Repeat each line exactly, leaving nothing out.

━━ Data supplied ━━

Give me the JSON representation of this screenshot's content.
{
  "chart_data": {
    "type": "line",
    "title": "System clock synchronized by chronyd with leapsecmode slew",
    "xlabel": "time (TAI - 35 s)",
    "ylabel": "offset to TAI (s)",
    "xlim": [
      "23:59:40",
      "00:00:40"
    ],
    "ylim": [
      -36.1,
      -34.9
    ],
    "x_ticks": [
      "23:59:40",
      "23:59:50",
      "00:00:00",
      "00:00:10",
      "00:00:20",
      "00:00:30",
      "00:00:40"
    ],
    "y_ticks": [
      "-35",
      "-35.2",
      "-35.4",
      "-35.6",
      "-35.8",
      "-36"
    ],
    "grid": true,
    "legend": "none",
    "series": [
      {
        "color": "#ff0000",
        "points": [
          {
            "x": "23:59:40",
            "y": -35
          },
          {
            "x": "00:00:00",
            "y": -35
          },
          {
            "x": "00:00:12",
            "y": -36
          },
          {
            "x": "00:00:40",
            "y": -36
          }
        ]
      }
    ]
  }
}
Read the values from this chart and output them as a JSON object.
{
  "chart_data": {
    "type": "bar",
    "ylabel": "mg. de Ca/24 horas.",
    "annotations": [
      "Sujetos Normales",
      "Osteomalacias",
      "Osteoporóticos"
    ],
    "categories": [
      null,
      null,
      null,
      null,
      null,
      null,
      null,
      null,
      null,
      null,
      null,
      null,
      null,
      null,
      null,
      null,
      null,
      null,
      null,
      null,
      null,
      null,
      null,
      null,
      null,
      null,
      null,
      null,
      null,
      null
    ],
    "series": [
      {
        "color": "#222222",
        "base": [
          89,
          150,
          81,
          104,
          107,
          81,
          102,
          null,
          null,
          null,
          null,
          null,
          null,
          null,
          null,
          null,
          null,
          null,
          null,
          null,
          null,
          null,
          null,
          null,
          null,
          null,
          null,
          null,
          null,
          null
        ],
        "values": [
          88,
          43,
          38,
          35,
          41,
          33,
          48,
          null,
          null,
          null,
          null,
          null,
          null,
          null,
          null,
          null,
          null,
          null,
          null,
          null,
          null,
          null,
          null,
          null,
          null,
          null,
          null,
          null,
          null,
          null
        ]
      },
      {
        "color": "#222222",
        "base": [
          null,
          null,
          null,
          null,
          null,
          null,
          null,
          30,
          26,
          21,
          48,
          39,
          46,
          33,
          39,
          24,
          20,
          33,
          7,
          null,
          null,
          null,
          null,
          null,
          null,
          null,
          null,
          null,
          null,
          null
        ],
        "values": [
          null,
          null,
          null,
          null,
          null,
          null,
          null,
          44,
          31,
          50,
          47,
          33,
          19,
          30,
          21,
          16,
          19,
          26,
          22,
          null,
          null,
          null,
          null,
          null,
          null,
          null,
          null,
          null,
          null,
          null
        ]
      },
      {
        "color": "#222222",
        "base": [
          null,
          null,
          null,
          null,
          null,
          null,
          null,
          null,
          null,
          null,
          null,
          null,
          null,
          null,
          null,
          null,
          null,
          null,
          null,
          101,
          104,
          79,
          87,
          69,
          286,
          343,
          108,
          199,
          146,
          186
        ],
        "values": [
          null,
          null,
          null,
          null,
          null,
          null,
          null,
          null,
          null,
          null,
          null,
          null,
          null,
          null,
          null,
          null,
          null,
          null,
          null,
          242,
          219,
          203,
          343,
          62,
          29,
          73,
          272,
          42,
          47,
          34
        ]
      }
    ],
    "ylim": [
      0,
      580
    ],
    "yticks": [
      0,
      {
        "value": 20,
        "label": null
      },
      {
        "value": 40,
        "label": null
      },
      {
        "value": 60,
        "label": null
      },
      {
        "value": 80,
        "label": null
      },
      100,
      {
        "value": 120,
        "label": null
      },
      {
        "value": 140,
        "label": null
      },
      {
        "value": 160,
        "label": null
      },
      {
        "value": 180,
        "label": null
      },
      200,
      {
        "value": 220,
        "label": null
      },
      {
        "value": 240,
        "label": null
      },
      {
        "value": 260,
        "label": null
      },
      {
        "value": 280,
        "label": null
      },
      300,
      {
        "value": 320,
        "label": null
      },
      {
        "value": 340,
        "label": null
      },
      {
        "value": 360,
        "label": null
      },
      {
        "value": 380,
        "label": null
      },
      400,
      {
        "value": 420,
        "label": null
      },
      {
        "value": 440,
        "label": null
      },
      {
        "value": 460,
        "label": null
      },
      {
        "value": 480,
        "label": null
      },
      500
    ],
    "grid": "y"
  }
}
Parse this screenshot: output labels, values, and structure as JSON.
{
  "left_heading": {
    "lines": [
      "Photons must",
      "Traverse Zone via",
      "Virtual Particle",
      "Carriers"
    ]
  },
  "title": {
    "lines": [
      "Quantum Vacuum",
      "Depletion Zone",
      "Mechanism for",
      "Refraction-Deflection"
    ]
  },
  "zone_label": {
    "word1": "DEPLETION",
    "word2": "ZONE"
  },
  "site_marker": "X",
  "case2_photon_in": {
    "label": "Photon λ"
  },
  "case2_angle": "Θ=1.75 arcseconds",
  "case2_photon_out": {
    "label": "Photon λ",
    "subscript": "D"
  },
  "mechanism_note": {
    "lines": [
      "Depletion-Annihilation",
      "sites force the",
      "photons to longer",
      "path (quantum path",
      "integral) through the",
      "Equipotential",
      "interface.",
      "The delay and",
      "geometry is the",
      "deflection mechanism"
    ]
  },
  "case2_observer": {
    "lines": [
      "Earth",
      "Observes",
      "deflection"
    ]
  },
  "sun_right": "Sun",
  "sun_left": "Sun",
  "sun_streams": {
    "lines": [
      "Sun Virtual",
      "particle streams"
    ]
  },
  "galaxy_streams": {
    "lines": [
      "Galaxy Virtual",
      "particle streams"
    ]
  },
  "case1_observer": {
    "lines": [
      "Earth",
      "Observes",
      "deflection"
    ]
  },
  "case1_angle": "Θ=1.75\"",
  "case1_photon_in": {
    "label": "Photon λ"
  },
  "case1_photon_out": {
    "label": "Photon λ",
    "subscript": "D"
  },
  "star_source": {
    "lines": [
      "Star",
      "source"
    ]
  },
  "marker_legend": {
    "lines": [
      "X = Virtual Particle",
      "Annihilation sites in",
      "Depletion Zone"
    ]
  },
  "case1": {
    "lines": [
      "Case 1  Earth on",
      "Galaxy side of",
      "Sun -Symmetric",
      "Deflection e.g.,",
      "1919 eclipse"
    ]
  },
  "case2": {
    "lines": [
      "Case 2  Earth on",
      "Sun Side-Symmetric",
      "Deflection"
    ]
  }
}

━━━

▶ Exercise response:
Give me the JSON representation of this screenshot's content.
{
  "chart_data": {
    "type": "line",
    "title": "System clock synchronized by chronyd with leapsecmode slew",
    "xlabel": "time (TAI - 35 s)",
    "ylabel": "offset to TAI (s)",
    "xlim": [
      "23:59:40",
      "00:00:40"
    ],
    "ylim": [
      -36.1,
      -34.9
    ],
    "x_ticks": [
      "23:59:40",
      "23:59:50",
      "00:00:00",
      "00:00:10",
      "00:00:20",
      "00:00:30",
      "00:00:40"
    ],
    "y_ticks": [
      "-35",
      "-35.2",
      "-35.4",
      "-35.6",
      "-35.8",
      "-36"
    ],
    "grid": true,
    "legend": "none",
    "series": [
      {
        "color": "#ff0000",
        "points": [
          {
            "x": "23:59:40",
            "y": -35
          },
          {
            "x": "00:00:00",
            "y": -35
          },
          {
            "x": "00:00:12",
            "y": -36
          },
          {
            "x": "00:00:40",
            "y": -36
          }
        ]
      }
    ]
  }
}
Read the values from this chart and output them as a JSON object.
{
  "chart_data": {
    "type": "bar",
    "ylabel": "mg. de Ca/24 horas.",
    "annotations": [
      "Sujetos Normales",
      "Osteomalacias",
      "Osteoporóticos"
    ],
    "categories": [
      null,
      null,
      null,
      null,
      null,
      null,
      null,
      null,
      null,
      null,
      null,
      null,
      null,
      null,
      null,
      null,
      null,
      null,
      null,
      null,
      null,
      null,
      null,
      null,
      null,
      null,
      null,
      null,
      null,
      null
    ],
    "series": [
      {
        "color": "#222222",
        "base": [
          89,
          150,
          81,
          104,
          107,
          81,
          102,
          null,
          null,
          null,
          null,
          null,
          null,
          null,
          null,
          null,
          null,
          null,
          null,
          null,
          null,
          null,
          null,
          null,
          null,
          null,
          null,
          null,
          null,
          null
        ],
        "values": [
          88,
          43,
          38,
          35,
          41,
          33,
          48,
          null,
          null,
          null,
          null,
          null,
          null,
          null,
          null,
          null,
          null,
          null,
          null,
          null,
          null,
          null,
          null,
          null,
          null,
          null,
          null,
          null,
          null,
          null
        ]
      },
      {
        "color": "#222222",
        "base": [
          null,
          null,
          null,
          null,
          null,
          null,
          null,
          30,
          26,
          21,
          48,
          39,
          46,
          33,
          39,
          24,
          20,
          33,
          7,
          null,
          null,
          null,
          null,
          null,
          null,
          null,
          null,
          null,
          null,
          null
        ],
        "values": [
          null,
          null,
          null,
          null,
          null,
          null,
          null,
          44,
          31,
          50,
          47,
          33,
          19,
          30,
          21,
          16,
          19,
          26,
          22,
          null,
          null,
          null,
          null,
          null,
          null,
          null,
          null,
          null,
          null,
          null
        ]
      },
      {
        "color": "#222222",
        "base": [
          null,
          null,
          null,
          null,
          null,
          null,
          null,
          null,
          null,
          null,
          null,
          null,
          null,
          null,
          null,
          null,
          null,
          null,
          null,
          101,
          104,
          79,
          87,
          69,
          286,
          343,
          108,
          199,
          146,
          186
        ],
        "values": [
          null,
          null,
          null,
          null,
          null,
          null,
          null,
          null,
          null,
          null,
          null,
          null,
          null,
          null,
          null,
          null,
          null,
          null,
          null,
          242,
          219,
          203,
          343,
          62,
          29,
          73,
          272,
          42,
          47,
          34
        ]
      }
    ],
    "ylim": [
      0,
      580
    ],
    "yticks": [
      0,
      {
        "value": 20,
        "label": null
      },
      {
        "value": 40,
        "label": null
      },
      {
        "value": 60,
        "label": null
      },
      {
        "value": 80,
        "label": null
      },
      100,
      {
        "value": 120,
        "label": null
      },
      {
        "value": 140,
        "label": null
      },
      {
        "value": 160,
        "label": null
      },
      {
        "value": 180,
        "label": null
      },
      200,
      {
        "value": 220,
        "label": null
      },
      {
        "value": 240,
        "label": null
      },
      {
        "value": 260,
        "label": null
      },
      {
        "value": 280,
        "label": null
      },
      300,
      {
        "value": 320,
        "label": null
      },
      {
        "value": 340,
        "label": null
      },
      {
        "value": 360,
        "label": null
      },
      {
        "value": 380,
        "label": null
      },
      400,
      {
        "value": 420,
        "label": null
      },
      {
        "value": 440,
        "label": null
      },
      {
        "value": 460,
        "label": null
      },
      {
        "value": 480,
        "label": null
      },
      500
    ],
    "grid": "y"
  }
}
Parse this screenshot: output labels, values, and structure as JSON.
{
  "left_heading": {
    "lines": [
      "Photons must",
      "Traverse Zone via",
      "Virtual Particle",
      "Carriers"
    ]
  },
  "title": {
    "lines": [
      "Quantum Vacuum",
      "Depletion Zone",
      "Mechanism for",
      "Refraction-Deflection"
    ]
  },
  "zone_label": {
    "word1": "DEPLETION",
    "word2": "ZONE"
  },
  "site_marker": "X",
  "case2_photon_in": {
    "label": "Photon λ"
  },
  "case2_angle": "Θ=1.75 arcseconds",
  "case2_photon_out": {
    "label": "Photon λ",
    "subscript": "D"
  },
  "mechanism_note": {
    "lines": [
      "Depletion-Annihilation",
      "sites force the",
      "photons to longer",
      "path (quantum path",
      "integral) through the",
      "Equipotential",
      "interface.",
      "The delay and",
      "geometry is the",
      "deflection mechanism"
    ]
  },
  "case2_observer": {
    "lines": [
      "Earth",
      "Observes",
      "deflection"
    ]
  },
  "sun_right": "Sun",
  "sun_left": "Sun",
  "sun_streams": {
    "lines": [
      "Sun Virtual",
      "particle streams"
    ]
  },
  "galaxy_streams": {
    "lines": [
      "Galaxy Virtual",
      "particle streams"
    ]
  },
  "case1_observer": {
    "lines": [
      "Earth",
      "Observes",
      "deflection"
    ]
  },
  "case1_angle": "Θ=1.75\"",
  "case1_photon_in": {
    "label": "Photon λ"
  },
  "case1_photon_out": {
    "label": "Photon λ",
    "subscript": "D"
  },
  "star_source": {
    "lines": [
      "Star",
      "source"
    ]
  },
  "marker_legend": {
    "lines": [
      "X = Virtual Particle",
      "Annihilation sites in",
      "Depletion Zone"
    ]
  },
  "case1": {
    "lines": [
      "Case 1  Earth on",
      "Galaxy side of",
      "Sun -Symmetric",
      "Deflection e.g.,",
      "1919 eclipse"
    ]
  },
  "case2": {
    "lines": [
      "Case 2  Earth on",
      "Sun Side-Symmetric",
      "Deflection"
    ]
  }
}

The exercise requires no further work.